▼▼▼

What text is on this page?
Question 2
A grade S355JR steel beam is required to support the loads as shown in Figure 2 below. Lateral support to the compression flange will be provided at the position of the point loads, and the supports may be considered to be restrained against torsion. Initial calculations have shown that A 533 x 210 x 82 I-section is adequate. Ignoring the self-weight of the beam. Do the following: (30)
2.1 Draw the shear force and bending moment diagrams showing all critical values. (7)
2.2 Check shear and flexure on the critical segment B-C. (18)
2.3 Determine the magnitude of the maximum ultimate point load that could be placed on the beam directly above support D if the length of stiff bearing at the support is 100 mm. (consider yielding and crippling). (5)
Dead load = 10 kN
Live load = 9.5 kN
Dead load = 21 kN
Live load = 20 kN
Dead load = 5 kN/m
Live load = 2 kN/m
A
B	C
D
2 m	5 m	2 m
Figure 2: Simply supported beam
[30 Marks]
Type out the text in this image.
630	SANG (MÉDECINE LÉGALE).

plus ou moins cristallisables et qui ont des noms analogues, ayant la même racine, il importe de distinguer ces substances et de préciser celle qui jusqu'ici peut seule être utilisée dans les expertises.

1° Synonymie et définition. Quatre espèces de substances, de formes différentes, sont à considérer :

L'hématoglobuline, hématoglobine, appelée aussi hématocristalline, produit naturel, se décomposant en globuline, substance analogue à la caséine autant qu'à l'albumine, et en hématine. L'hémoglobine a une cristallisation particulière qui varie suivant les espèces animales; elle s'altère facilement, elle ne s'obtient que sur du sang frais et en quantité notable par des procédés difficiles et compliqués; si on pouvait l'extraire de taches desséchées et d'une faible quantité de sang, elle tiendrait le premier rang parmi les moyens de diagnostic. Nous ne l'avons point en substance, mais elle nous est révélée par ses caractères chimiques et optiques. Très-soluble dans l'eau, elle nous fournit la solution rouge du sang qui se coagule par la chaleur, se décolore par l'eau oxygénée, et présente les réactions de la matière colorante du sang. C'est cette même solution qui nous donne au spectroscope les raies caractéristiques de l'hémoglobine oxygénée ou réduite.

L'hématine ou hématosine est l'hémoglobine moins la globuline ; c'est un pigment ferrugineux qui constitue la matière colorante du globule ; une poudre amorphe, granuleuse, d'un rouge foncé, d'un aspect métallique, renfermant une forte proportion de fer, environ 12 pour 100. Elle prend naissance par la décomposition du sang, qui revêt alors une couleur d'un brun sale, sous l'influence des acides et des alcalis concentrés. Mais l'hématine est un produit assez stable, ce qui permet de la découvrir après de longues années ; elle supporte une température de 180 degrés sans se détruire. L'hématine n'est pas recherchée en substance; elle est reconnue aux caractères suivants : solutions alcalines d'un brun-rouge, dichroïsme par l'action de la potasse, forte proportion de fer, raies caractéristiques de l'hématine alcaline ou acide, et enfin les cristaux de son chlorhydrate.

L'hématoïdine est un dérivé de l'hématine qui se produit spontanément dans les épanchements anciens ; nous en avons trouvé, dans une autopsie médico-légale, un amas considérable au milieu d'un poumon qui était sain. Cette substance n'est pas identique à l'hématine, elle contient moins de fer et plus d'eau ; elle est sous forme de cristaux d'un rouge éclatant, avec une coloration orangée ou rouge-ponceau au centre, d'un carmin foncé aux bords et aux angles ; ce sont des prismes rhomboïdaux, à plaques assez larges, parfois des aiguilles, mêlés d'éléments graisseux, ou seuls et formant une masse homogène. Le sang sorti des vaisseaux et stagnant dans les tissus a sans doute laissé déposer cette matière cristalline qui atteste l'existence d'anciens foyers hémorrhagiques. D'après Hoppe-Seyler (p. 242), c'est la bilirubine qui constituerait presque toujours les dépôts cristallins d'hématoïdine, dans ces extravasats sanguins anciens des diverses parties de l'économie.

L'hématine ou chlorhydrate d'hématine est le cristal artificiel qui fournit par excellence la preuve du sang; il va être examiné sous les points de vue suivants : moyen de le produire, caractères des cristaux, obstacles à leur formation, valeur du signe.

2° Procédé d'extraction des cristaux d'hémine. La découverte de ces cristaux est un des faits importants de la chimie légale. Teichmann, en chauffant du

▲▲▲

CHALLENGE:
Transcribe every line of the data, exactly as it stands.

SOLUTION TO THIS PROBLEM:
What text is on this page?
Question 2
A grade S355JR steel beam is required to support the loads as shown in Figure 2 below. Lateral support to the compression flange will be provided at the position of the point loads, and the supports may be considered to be restrained against torsion. Initial calculations have shown that A 533 x 210 x 82 I-section is adequate. Ignoring the self-weight of the beam. Do the following: (30)
2.1 Draw the shear force and bending moment diagrams showing all critical values. (7)
2.2 Check shear and flexure on the critical segment B-C. (18)
2.3 Determine the magnitude of the maximum ultimate point load that could be placed on the beam directly above support D if the length of stiff bearing at the support is 100 mm. (consider yielding and crippling). (5)
Dead load = 10 kN
Live load = 9.5 kN
Dead load = 21 kN
Live load = 20 kN
Dead load = 5 kN/m
Live load = 2 kN/m
A
B	C
D
2 m	5 m	2 m
Figure 2: Simply supported beam
[30 Marks]
Type out the text in this image.
630	SANG (MÉDECINE LÉGALE).

plus ou moins cristallisables et qui ont des noms analogues, ayant la même racine, il importe de distinguer ces substances et de préciser celle qui jusqu'ici peut seule être utilisée dans les expertises.

1° Synonymie et définition. Quatre espèces de substances, de formes différentes, sont à considérer :

L'hématoglobuline, hématoglobine, appelée aussi hématocristalline, produit naturel, se décomposant en globuline, substance analogue à la caséine autant qu'à l'albumine, et en hématine. L'hémoglobine a une cristallisation particulière qui varie suivant les espèces animales; elle s'altère facilement, elle ne s'obtient que sur du sang frais et en quantité notable par des procédés difficiles et compliqués; si on pouvait l'extraire de taches desséchées et d'une faible quantité de sang, elle tiendrait le premier rang parmi les moyens de diagnostic. Nous ne l'avons point en substance, mais elle nous est révélée par ses caractères chimiques et optiques. Très-soluble dans l'eau, elle nous fournit la solution rouge du sang qui se coagule par la chaleur, se décolore par l'eau oxygénée, et présente les réactions de la matière colorante du sang. C'est cette même solution qui nous donne au spectroscope les raies caractéristiques de l'hémoglobine oxygénée ou réduite.

L'hématine ou hématosine est l'hémoglobine moins la globuline ; c'est un pigment ferrugineux qui constitue la matière colorante du globule ; une poudre amorphe, granuleuse, d'un rouge foncé, d'un aspect métallique, renfermant une forte proportion de fer, environ 12 pour 100. Elle prend naissance par la décomposition du sang, qui revêt alors une couleur d'un brun sale, sous l'influence des acides et des alcalis concentrés. Mais l'hématine est un produit assez stable, ce qui permet de la découvrir après de longues années ; elle supporte une température de 180 degrés sans se détruire. L'hématine n'est pas recherchée en substance; elle est reconnue aux caractères suivants : solutions alcalines d'un brun-rouge, dichroïsme par l'action de la potasse, forte proportion de fer, raies caractéristiques de l'hématine alcaline ou acide, et enfin les cristaux de son chlorhydrate.

L'hématoïdine est un dérivé de l'hématine qui se produit spontanément dans les épanchements anciens ; nous en avons trouvé, dans une autopsie médico-légale, un amas considérable au milieu d'un poumon qui était sain. Cette substance n'est pas identique à l'hématine, elle contient moins de fer et plus d'eau ; elle est sous forme de cristaux d'un rouge éclatant, avec une coloration orangée ou rouge-ponceau au centre, d'un carmin foncé aux bords et aux angles ; ce sont des prismes rhomboïdaux, à plaques assez larges, parfois des aiguilles, mêlés d'éléments graisseux, ou seuls et formant une masse homogène. Le sang sorti des vaisseaux et stagnant dans les tissus a sans doute laissé déposer cette matière cristalline qui atteste l'existence d'anciens foyers hémorrhagiques. D'après Hoppe-Seyler (p. 242), c'est la bilirubine qui constituerait presque toujours les dépôts cristallins d'hématoïdine, dans ces extravasats sanguins anciens des diverses parties de l'économie.

L'hématine ou chlorhydrate d'hématine est le cristal artificiel qui fournit par excellence la preuve du sang; il va être examiné sous les points de vue suivants : moyen de le produire, caractères des cristaux, obstacles à leur formation, valeur du signe.

2° Procédé d'extraction des cristaux d'hémine. La découverte de ces cristaux est un des faits importants de la chimie légale. Teichmann, en chauffant du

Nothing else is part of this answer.